#### AVAILABLE RECORDS ####

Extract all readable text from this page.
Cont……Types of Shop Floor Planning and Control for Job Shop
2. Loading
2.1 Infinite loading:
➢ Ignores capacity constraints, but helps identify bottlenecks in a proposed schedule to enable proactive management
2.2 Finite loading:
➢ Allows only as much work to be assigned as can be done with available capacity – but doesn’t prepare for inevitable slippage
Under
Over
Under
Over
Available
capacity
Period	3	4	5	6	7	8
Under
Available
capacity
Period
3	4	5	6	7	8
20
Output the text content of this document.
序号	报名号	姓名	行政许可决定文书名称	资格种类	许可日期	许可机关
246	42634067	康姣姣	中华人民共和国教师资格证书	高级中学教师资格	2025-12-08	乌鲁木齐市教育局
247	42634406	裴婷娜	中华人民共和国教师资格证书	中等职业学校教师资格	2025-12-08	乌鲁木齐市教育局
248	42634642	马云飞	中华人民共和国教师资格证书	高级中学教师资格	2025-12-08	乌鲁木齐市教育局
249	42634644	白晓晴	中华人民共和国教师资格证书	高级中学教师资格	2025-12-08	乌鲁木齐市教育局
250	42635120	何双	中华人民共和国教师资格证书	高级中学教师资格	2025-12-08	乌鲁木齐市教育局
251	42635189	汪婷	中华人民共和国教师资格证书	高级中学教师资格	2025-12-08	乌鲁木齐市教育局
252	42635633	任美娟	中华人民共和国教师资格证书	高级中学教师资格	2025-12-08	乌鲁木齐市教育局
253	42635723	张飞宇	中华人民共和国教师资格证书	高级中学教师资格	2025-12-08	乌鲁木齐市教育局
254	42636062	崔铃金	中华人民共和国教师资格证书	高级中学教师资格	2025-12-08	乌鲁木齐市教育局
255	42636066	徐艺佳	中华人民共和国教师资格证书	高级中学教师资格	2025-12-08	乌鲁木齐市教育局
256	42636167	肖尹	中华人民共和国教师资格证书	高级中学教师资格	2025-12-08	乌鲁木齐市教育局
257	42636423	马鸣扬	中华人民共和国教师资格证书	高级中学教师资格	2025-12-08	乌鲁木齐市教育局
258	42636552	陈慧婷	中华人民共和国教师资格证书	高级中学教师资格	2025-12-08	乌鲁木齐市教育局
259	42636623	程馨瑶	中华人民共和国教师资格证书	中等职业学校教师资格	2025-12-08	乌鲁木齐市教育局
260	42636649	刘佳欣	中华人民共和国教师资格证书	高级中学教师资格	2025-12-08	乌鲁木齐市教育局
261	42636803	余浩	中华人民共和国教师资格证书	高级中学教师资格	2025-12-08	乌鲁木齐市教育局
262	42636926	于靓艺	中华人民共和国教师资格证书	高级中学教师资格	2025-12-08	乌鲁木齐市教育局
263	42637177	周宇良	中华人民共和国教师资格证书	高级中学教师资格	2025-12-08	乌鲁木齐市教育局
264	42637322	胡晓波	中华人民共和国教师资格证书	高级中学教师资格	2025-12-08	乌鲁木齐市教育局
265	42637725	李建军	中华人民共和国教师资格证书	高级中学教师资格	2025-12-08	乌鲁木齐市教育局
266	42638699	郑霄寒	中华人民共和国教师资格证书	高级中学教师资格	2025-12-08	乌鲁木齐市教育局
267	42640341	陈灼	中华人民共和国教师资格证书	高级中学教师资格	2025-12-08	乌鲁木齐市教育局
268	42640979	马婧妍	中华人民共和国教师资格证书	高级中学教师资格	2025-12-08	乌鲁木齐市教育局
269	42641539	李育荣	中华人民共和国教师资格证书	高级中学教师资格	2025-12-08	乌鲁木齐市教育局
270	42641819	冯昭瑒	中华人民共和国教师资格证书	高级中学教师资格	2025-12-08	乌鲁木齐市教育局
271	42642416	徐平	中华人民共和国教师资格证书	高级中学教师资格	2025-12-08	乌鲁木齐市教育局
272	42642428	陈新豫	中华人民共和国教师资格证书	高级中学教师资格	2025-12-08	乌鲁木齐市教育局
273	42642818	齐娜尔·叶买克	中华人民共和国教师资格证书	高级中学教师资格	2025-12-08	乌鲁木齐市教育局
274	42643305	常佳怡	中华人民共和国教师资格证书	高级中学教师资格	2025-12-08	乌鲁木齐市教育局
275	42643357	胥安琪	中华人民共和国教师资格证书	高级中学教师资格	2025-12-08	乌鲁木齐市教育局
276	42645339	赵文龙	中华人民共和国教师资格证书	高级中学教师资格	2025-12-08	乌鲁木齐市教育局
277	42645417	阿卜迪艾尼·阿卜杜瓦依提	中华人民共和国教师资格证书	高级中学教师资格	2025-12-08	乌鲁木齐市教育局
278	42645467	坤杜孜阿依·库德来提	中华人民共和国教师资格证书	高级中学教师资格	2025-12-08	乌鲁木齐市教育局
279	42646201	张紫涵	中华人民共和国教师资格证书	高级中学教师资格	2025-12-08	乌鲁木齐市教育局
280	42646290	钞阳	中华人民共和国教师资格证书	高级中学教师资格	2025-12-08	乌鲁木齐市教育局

####

WHAT THE TASK REQUIRES: Return all of the above records exactly, leaving no line out.

COMPLETE OUTPUT:
Extract all readable text from this page.
Cont……Types of Shop Floor Planning and Control for Job Shop
2. Loading
2.1 Infinite loading:
➢ Ignores capacity constraints, but helps identify bottlenecks in a proposed schedule to enable proactive management
2.2 Finite loading:
➢ Allows only as much work to be assigned as can be done with available capacity – but doesn’t prepare for inevitable slippage
Under
Over
Under
Over
Available
capacity
Period	3	4	5	6	7	8
Under
Available
capacity
Period
3	4	5	6	7	8
20
Output the text content of this document.
序号	报名号	姓名	行政许可决定文书名称	资格种类	许可日期	许可机关
246	42634067	康姣姣	中华人民共和国教师资格证书	高级中学教师资格	2025-12-08	乌鲁木齐市教育局
247	42634406	裴婷娜	中华人民共和国教师资格证书	中等职业学校教师资格	2025-12-08	乌鲁木齐市教育局
248	42634642	马云飞	中华人民共和国教师资格证书	高级中学教师资格	2025-12-08	乌鲁木齐市教育局
249	42634644	白晓晴	中华人民共和国教师资格证书	高级中学教师资格	2025-12-08	乌鲁木齐市教育局
250	42635120	何双	中华人民共和国教师资格证书	高级中学教师资格	2025-12-08	乌鲁木齐市教育局
251	42635189	汪婷	中华人民共和国教师资格证书	高级中学教师资格	2025-12-08	乌鲁木齐市教育局
252	42635633	任美娟	中华人民共和国教师资格证书	高级中学教师资格	2025-12-08	乌鲁木齐市教育局
253	42635723	张飞宇	中华人民共和国教师资格证书	高级中学教师资格	2025-12-08	乌鲁木齐市教育局
254	42636062	崔铃金	中华人民共和国教师资格证书	高级中学教师资格	2025-12-08	乌鲁木齐市教育局
255	42636066	徐艺佳	中华人民共和国教师资格证书	高级中学教师资格	2025-12-08	乌鲁木齐市教育局
256	42636167	肖尹	中华人民共和国教师资格证书	高级中学教师资格	2025-12-08	乌鲁木齐市教育局
257	42636423	马鸣扬	中华人民共和国教师资格证书	高级中学教师资格	2025-12-08	乌鲁木齐市教育局
258	42636552	陈慧婷	中华人民共和国教师资格证书	高级中学教师资格	2025-12-08	乌鲁木齐市教育局
259	42636623	程馨瑶	中华人民共和国教师资格证书	中等职业学校教师资格	2025-12-08	乌鲁木齐市教育局
260	42636649	刘佳欣	中华人民共和国教师资格证书	高级中学教师资格	2025-12-08	乌鲁木齐市教育局
261	42636803	余浩	中华人民共和国教师资格证书	高级中学教师资格	2025-12-08	乌鲁木齐市教育局
262	42636926	于靓艺	中华人民共和国教师资格证书	高级中学教师资格	2025-12-08	乌鲁木齐市教育局
263	42637177	周宇良	中华人民共和国教师资格证书	高级中学教师资格	2025-12-08	乌鲁木齐市教育局
264	42637322	胡晓波	中华人民共和国教师资格证书	高级中学教师资格	2025-12-08	乌鲁木齐市教育局
265	42637725	李建军	中华人民共和国教师资格证书	高级中学教师资格	2025-12-08	乌鲁木齐市教育局
266	42638699	郑霄寒	中华人民共和国教师资格证书	高级中学教师资格	2025-12-08	乌鲁木齐市教育局
267	42640341	陈灼	中华人民共和国教师资格证书	高级中学教师资格	2025-12-08	乌鲁木齐市教育局
268	42640979	马婧妍	中华人民共和国教师资格证书	高级中学教师资格	2025-12-08	乌鲁木齐市教育局
269	42641539	李育荣	中华人民共和国教师资格证书	高级中学教师资格	2025-12-08	乌鲁木齐市教育局
270	42641819	冯昭瑒	中华人民共和国教师资格证书	高级中学教师资格	2025-12-08	乌鲁木齐市教育局
271	42642416	徐平	中华人民共和国教师资格证书	高级中学教师资格	2025-12-08	乌鲁木齐市教育局
272	42642428	陈新豫	中华人民共和国教师资格证书	高级中学教师资格	2025-12-08	乌鲁木齐市教育局
273	42642818	齐娜尔·叶买克	中华人民共和国教师资格证书	高级中学教师资格	2025-12-08	乌鲁木齐市教育局
274	42643305	常佳怡	中华人民共和国教师资格证书	高级中学教师资格	2025-12-08	乌鲁木齐市教育局
275	42643357	胥安琪	中华人民共和国教师资格证书	高级中学教师资格	2025-12-08	乌鲁木齐市教育局
276	42645339	赵文龙	中华人民共和国教师资格证书	高级中学教师资格	2025-12-08	乌鲁木齐市教育局
277	42645417	阿卜迪艾尼·阿卜杜瓦依提	中华人民共和国教师资格证书	高级中学教师资格	2025-12-08	乌鲁木齐市教育局
278	42645467	坤杜孜阿依·库德来提	中华人民共和国教师资格证书	高级中学教师资格	2025-12-08	乌鲁木齐市教育局
279	42646201	张紫涵	中华人民共和国教师资格证书	高级中学教师资格	2025-12-08	乌鲁木齐市教育局
280	42646290	钞阳	中华人民共和国教师资格证书	高级中学教师资格	2025-12-08	乌鲁木齐市教育局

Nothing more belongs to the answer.